═══ Data for the task ═══

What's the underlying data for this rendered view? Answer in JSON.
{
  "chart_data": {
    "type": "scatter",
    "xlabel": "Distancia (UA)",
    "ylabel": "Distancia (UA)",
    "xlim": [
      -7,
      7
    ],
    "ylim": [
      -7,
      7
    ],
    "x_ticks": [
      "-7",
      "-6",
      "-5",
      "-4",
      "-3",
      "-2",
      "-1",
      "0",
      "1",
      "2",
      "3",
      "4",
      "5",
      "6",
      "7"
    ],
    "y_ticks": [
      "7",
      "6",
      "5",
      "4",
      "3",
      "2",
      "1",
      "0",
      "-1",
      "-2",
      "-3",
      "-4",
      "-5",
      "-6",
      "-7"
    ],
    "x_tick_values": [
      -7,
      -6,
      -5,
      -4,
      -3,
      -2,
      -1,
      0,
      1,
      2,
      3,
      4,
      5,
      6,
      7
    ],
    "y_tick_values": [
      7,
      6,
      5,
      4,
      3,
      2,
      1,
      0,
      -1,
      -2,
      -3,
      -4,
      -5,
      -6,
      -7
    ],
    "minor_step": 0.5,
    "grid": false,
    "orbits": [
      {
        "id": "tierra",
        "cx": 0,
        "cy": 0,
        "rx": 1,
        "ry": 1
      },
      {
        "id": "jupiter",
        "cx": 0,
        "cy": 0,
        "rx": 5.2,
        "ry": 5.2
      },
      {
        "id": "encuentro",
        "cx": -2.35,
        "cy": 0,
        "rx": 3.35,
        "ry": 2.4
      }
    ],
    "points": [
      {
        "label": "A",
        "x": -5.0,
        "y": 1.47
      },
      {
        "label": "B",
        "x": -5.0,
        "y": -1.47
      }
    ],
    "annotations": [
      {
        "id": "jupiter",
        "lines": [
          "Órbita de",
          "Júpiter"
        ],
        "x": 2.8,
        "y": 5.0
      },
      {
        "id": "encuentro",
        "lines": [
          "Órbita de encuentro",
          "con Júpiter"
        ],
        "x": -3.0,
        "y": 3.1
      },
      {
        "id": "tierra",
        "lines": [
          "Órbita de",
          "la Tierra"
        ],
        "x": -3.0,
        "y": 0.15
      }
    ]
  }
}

═══
═══ Data for the task ═══

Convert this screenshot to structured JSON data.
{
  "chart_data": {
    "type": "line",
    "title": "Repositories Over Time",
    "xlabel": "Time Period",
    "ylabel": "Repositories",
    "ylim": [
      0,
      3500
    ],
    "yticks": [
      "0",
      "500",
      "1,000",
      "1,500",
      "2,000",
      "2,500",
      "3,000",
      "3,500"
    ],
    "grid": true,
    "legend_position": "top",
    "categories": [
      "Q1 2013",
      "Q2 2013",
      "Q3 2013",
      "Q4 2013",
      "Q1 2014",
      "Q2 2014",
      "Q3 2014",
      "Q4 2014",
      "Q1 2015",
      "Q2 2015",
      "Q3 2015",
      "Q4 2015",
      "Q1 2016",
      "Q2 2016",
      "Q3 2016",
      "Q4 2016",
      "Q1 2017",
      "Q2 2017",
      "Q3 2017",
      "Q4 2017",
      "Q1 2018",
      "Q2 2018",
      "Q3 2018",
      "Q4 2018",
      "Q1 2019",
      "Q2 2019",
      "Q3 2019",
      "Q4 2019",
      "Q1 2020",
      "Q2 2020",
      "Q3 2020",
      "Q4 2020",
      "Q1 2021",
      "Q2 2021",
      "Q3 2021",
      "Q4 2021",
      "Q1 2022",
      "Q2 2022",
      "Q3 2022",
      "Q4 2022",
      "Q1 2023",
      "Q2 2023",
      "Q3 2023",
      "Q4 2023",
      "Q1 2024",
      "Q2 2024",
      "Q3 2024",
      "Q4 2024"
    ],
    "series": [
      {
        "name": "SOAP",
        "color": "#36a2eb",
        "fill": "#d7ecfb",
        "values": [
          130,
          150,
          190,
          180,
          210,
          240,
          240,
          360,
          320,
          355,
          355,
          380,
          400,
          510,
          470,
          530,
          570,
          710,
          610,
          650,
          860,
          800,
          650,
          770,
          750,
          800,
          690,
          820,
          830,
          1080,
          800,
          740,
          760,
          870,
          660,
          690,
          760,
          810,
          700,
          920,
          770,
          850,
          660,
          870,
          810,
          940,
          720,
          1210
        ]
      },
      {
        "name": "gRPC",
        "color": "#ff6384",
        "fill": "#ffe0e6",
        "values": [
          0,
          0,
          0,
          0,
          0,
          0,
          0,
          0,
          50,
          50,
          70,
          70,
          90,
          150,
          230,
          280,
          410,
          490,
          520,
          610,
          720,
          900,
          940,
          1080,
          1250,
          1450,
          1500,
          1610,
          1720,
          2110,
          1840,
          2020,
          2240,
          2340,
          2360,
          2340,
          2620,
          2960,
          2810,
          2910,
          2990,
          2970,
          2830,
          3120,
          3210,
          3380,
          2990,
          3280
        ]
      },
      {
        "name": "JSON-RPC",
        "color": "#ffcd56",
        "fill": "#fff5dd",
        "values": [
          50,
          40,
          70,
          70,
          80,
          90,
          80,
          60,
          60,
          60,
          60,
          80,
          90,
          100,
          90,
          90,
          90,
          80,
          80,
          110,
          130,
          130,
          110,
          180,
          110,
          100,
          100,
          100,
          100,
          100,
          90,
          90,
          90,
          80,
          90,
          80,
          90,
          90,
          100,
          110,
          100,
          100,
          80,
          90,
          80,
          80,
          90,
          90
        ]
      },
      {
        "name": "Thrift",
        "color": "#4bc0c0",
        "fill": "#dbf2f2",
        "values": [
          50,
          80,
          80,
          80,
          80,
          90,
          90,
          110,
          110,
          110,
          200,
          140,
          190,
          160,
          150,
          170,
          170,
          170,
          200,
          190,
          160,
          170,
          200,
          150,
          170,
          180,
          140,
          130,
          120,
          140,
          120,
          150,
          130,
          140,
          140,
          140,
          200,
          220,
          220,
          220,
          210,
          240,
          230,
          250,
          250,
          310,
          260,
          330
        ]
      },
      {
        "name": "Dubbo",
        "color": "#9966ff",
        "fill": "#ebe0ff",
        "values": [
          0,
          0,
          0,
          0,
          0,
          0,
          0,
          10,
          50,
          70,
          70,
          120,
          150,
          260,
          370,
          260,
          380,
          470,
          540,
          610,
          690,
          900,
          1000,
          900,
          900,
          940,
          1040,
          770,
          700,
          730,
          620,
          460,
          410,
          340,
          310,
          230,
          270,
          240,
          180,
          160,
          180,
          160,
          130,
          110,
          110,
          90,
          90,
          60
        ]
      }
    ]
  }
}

═══

§ **Work required**
Find the string "name" in the listing and return every line that holds it.

§ **Full response**
        "name": "SOAP",
        "name": "gRPC",
        "name": "JSON-RPC",
        "name": "Thrift",
        "name": "Dubbo",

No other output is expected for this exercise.